## Spatial layout data:
-- start --

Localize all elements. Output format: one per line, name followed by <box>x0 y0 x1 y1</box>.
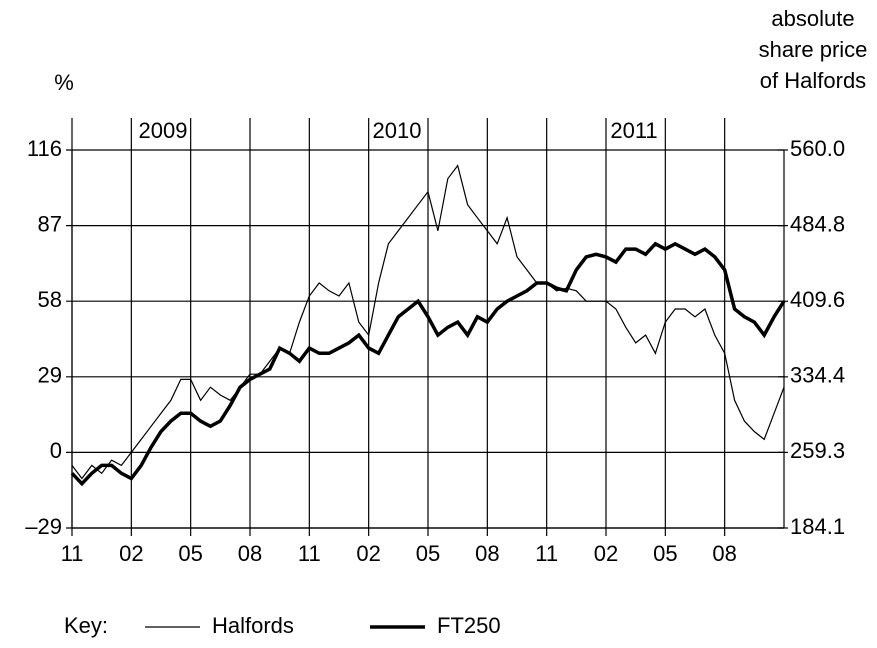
year-label: 2010 <box>373 118 422 143</box>
legend-label: FT250 <box>437 613 501 638</box>
y-tick-label: 29 <box>38 363 62 388</box>
x-tick-label: 02 <box>594 541 618 566</box>
y2-axis-label: of Halfords <box>760 68 866 93</box>
y-tick-label: 116 <box>27 136 62 161</box>
y-tick-label: 0 <box>50 438 62 463</box>
y-tick-label: 87 <box>38 211 62 236</box>
x-tick-label: 02 <box>119 541 143 566</box>
y2-axis-label: share price <box>759 37 868 62</box>
y-tick-label: 58 <box>38 287 62 312</box>
y2-tick-label: 259.3 <box>790 438 845 463</box>
series-line <box>70 241 786 487</box>
x-tick-label: 11 <box>535 541 558 566</box>
y2-tick-label: 484.8 <box>790 211 845 236</box>
y-tick-label: –29 <box>25 514 62 539</box>
x-tick-label: 08 <box>238 541 262 566</box>
series-line <box>71 164 785 480</box>
y2-axis-label: absolute <box>771 6 854 31</box>
x-tick-label: 11 <box>61 541 84 566</box>
x-tick-label: 05 <box>653 541 677 566</box>
x-tick-label: 02 <box>356 541 380 566</box>
x-tick-label: 11 <box>298 541 321 566</box>
y2-tick-label: 560.0 <box>790 136 845 161</box>
legend-label: Halfords <box>212 613 294 638</box>
y-axis-label: % <box>54 70 74 95</box>
legend-key-label: Key: <box>64 613 108 638</box>
y2-tick-label: 184.1 <box>790 514 845 539</box>
x-tick-label: 05 <box>178 541 202 566</box>
y2-tick-label: 409.6 <box>790 287 845 312</box>
year-label: 2011 <box>610 118 657 143</box>
y2-tick-label: 334.4 <box>790 363 845 388</box>
x-tick-label: 08 <box>475 541 499 566</box>
x-tick-label: 08 <box>712 541 736 566</box>
year-label: 2009 <box>139 118 188 143</box>
x-tick-label: 05 <box>416 541 440 566</box>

-- end --

## Required work:
Copy every line of the records above word for word, omitting the pictures.

## Output of the exercise:
Localize all elements. Output format: one per line, name followed by <box>x0 y0 x1 y1</box>.
year-label: 2010 <box>373 118 422 143</box>
legend-label: FT250 <box>437 613 501 638</box>
y-tick-label: 29 <box>38 363 62 388</box>
x-tick-label: 02 <box>594 541 618 566</box>
y2-axis-label: of Halfords <box>760 68 866 93</box>
y-tick-label: 116 <box>27 136 62 161</box>
y-tick-label: 0 <box>50 438 62 463</box>
y-tick-label: 87 <box>38 211 62 236</box>
x-tick-label: 02 <box>119 541 143 566</box>
y2-axis-label: share price <box>759 37 868 62</box>
y-tick-label: 58 <box>38 287 62 312</box>
y2-tick-label: 259.3 <box>790 438 845 463</box>
series-line <box>70 241 786 487</box>
x-tick-label: 11 <box>535 541 558 566</box>
y2-tick-label: 484.8 <box>790 211 845 236</box>
y-tick-label: –29 <box>25 514 62 539</box>
x-tick-label: 08 <box>238 541 262 566</box>
series-line <box>71 164 785 480</box>
y2-axis-label: absolute <box>771 6 854 31</box>
x-tick-label: 11 <box>61 541 84 566</box>
x-tick-label: 05 <box>653 541 677 566</box>
x-tick-label: 02 <box>356 541 380 566</box>
x-tick-label: 11 <box>298 541 321 566</box>
y2-tick-label: 560.0 <box>790 136 845 161</box>
legend-label: Halfords <box>212 613 294 638</box>
y-axis-label: % <box>54 70 74 95</box>
legend-key-label: Key: <box>64 613 108 638</box>
y2-tick-label: 184.1 <box>790 514 845 539</box>
x-tick-label: 05 <box>178 541 202 566</box>
y2-tick-label: 409.6 <box>790 287 845 312</box>
year-label: 2011 <box>610 118 657 143</box>
y2-tick-label: 334.4 <box>790 363 845 388</box>
x-tick-label: 08 <box>475 541 499 566</box>
x-tick-label: 08 <box>712 541 736 566</box>
year-label: 2009 <box>139 118 188 143</box>
x-tick-label: 05 <box>416 541 440 566</box>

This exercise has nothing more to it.